SOURCE EXTRACT.
● ● ● ● ● ● ●
# Basel 2017: Grand Seiko now independent, hands-on with new collection



## robattopper (Apr 1, 2009)

Wow, what day! Russ and I are still scrambling to catch up, but we saw a lot of amazing watches already, many of which are the new Grand Seikos which we think you guys are going to love.

This is a pivotal year for Grand Seiko, as many of you who've been following show coverage might already know, but they're splitting off from Seiko, to be run as an entirely separate, independent brand. It's probably the biggest non product-related news of the show so far. But in equally grand measure, are the new models being offered, that we went hands-on with here. You'll note the branding is now different, as Grand Seiko is retiring all of its existing model numbers (for example, the below SBGH001 (right) will become SBGH201 (left).










Also note the differences on the new Spring Drive 200m Diver on the right.










And now the rest of the collection - what do you think of the changes?





































*Update 1*: More of the new dials of the 2017 Collection are in our Grand Seiko Facebook album
https://www.facebook.com/TopperFine...33383122853/10154254460652854/?type=3&theater

*Update 2*: Check out our video walkthrough of the above Tribute Series with Rusty Rowlands from Seiko:


----------



## ten13th (Nov 2, 2013)
● ● ● ● ● ● ●
ENTRIES SUPPLIED.
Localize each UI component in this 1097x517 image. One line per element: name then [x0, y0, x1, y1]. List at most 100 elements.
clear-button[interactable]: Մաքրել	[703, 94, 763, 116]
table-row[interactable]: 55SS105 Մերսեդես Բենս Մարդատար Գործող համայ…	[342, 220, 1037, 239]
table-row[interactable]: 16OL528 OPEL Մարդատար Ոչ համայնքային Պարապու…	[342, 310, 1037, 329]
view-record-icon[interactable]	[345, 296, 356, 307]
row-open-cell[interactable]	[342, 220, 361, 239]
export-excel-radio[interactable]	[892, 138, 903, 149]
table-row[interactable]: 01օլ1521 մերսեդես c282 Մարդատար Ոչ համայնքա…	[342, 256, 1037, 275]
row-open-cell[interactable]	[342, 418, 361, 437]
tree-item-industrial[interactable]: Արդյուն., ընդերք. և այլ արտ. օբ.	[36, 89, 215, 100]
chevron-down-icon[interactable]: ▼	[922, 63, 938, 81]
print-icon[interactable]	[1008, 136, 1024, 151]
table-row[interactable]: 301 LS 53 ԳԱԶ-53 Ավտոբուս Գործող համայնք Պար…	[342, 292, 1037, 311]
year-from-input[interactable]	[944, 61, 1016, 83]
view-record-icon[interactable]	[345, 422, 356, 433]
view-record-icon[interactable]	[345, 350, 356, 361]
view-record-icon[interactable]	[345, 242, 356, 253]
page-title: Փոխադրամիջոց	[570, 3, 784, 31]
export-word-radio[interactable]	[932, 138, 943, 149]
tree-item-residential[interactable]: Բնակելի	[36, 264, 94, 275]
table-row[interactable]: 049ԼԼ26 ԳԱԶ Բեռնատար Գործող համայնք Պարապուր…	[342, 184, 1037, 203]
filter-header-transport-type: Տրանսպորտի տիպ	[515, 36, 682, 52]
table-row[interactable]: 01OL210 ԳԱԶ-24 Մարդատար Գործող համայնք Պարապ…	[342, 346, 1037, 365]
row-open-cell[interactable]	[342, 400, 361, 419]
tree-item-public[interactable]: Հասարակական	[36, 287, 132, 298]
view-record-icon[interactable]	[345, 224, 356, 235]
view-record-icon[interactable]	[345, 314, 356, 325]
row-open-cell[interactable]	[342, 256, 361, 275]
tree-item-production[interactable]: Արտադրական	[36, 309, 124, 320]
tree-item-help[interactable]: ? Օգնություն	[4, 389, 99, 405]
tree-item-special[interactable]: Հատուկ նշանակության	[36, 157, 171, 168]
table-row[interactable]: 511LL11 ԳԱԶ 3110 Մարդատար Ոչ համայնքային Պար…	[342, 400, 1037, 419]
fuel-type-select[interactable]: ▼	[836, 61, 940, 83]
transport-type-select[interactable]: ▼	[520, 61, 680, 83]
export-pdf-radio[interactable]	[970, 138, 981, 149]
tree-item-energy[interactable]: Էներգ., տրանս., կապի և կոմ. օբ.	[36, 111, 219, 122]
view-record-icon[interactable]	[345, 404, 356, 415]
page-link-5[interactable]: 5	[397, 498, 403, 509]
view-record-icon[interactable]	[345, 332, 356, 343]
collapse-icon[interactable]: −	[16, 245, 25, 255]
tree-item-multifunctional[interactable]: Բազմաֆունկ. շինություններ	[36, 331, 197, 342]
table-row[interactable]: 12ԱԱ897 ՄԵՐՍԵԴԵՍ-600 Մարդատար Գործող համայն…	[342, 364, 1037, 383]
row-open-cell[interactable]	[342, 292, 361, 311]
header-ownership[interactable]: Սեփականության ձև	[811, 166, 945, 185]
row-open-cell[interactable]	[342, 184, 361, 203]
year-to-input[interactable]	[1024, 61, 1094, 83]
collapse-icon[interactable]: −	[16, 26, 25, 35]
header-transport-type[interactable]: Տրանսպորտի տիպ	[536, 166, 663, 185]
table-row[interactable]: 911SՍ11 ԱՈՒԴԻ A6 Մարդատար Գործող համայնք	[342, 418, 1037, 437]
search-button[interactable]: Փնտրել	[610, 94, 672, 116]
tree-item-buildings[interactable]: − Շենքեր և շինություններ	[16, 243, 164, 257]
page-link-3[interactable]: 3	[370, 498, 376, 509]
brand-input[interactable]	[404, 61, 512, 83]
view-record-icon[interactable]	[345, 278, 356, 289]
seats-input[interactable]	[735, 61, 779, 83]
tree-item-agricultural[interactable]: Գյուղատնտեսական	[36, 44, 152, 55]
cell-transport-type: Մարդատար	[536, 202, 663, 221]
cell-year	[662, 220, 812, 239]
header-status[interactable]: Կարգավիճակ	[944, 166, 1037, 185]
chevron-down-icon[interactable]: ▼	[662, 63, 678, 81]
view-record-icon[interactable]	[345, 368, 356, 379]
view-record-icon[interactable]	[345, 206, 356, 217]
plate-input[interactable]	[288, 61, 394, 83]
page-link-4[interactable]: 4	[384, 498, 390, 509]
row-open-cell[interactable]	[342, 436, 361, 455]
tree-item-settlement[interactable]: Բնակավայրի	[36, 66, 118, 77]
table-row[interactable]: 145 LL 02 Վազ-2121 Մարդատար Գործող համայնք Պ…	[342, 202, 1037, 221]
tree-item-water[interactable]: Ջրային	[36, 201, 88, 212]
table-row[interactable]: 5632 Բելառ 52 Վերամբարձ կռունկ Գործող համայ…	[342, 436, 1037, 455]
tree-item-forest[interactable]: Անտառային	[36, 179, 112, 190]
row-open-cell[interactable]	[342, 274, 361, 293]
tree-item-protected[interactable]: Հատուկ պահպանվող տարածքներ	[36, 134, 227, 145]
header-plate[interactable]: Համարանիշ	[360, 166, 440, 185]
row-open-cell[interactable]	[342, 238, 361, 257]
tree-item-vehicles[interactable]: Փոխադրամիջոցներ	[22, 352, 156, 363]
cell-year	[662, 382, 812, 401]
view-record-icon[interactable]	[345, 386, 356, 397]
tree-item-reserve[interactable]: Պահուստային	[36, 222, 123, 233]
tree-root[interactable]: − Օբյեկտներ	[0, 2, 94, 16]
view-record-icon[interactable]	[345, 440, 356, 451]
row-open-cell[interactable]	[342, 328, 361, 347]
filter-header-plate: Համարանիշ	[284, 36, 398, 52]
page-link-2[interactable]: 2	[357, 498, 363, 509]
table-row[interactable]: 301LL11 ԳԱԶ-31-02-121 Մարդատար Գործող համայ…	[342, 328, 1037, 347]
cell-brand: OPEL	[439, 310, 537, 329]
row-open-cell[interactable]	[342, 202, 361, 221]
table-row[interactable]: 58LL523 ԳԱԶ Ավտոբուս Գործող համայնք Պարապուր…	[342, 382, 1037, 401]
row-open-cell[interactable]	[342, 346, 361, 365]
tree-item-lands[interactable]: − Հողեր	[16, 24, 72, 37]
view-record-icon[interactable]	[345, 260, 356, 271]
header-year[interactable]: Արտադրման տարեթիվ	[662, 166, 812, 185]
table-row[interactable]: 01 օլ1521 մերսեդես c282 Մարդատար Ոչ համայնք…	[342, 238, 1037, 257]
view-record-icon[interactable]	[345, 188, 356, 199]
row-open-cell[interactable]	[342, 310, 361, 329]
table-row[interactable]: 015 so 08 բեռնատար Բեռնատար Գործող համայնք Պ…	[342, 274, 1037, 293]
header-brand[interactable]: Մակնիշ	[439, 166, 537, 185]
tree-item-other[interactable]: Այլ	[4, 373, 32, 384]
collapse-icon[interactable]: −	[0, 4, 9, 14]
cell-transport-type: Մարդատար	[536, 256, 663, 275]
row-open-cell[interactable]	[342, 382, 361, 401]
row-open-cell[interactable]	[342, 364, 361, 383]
● ● ● ● ● ● ●
SET TASKS.
(1) From the Grand Seiko forum thread, answer each of these:
(a) What new model number will the SBGH001 take?
(b) What will Grand Seiko become once it splits off from Seiko?
(c) Who from Seiko joins the video walkthrough of the Tribute Series?
(2) Extend the Grand Seiko forum thread, picking up right after its final line.

THE RESULTS.
(1)
(a) SBGH201
(b) An entirely separate, independent brand
(c) Rusty Rowlands

(2)
Any hands on photo of SBGW253, 252, 251?


Sent from my iPhone using Tapatalk


----------



## robattopper (Apr 1, 2009)

ten13th said:


> Any hands on photo of SBGW253, 252, 251?


Here you go!


----------



## DHPSU (Sep 12, 2014)

Are they really redoing all their existing watches with the new logo? They pulled a lot off their website.


Sent from my iPad using Tapatalk


----------



## ahonobaka (Jan 27, 2017)

Excellent to see the divers on wrist...Can't wait to see video footage and different angles if possible! Did the almost 47mm on the Hi Beat wear smaller than expected? Seriously considering it, though in my opinion the SBGA looked better with the previous logo. Perhaps the only model where I'm not liking it!

Do you have an image of the SBGH257 on wrist as well? Trying to decide on the LE or black at this point...

EDIT: 




Thank you!


----------



## SaoDavi (Jan 28, 2014)

The GS is too close to the top of the dial IMO, and redundant. I'd swap it out for the lion symbol. Put the "GS" on the crown.

I'd like to see more of the new spring drives (especially the Snowflake). I like that the power reserve indicator is gone. Not sure I'd take a 4:00 date in it's place.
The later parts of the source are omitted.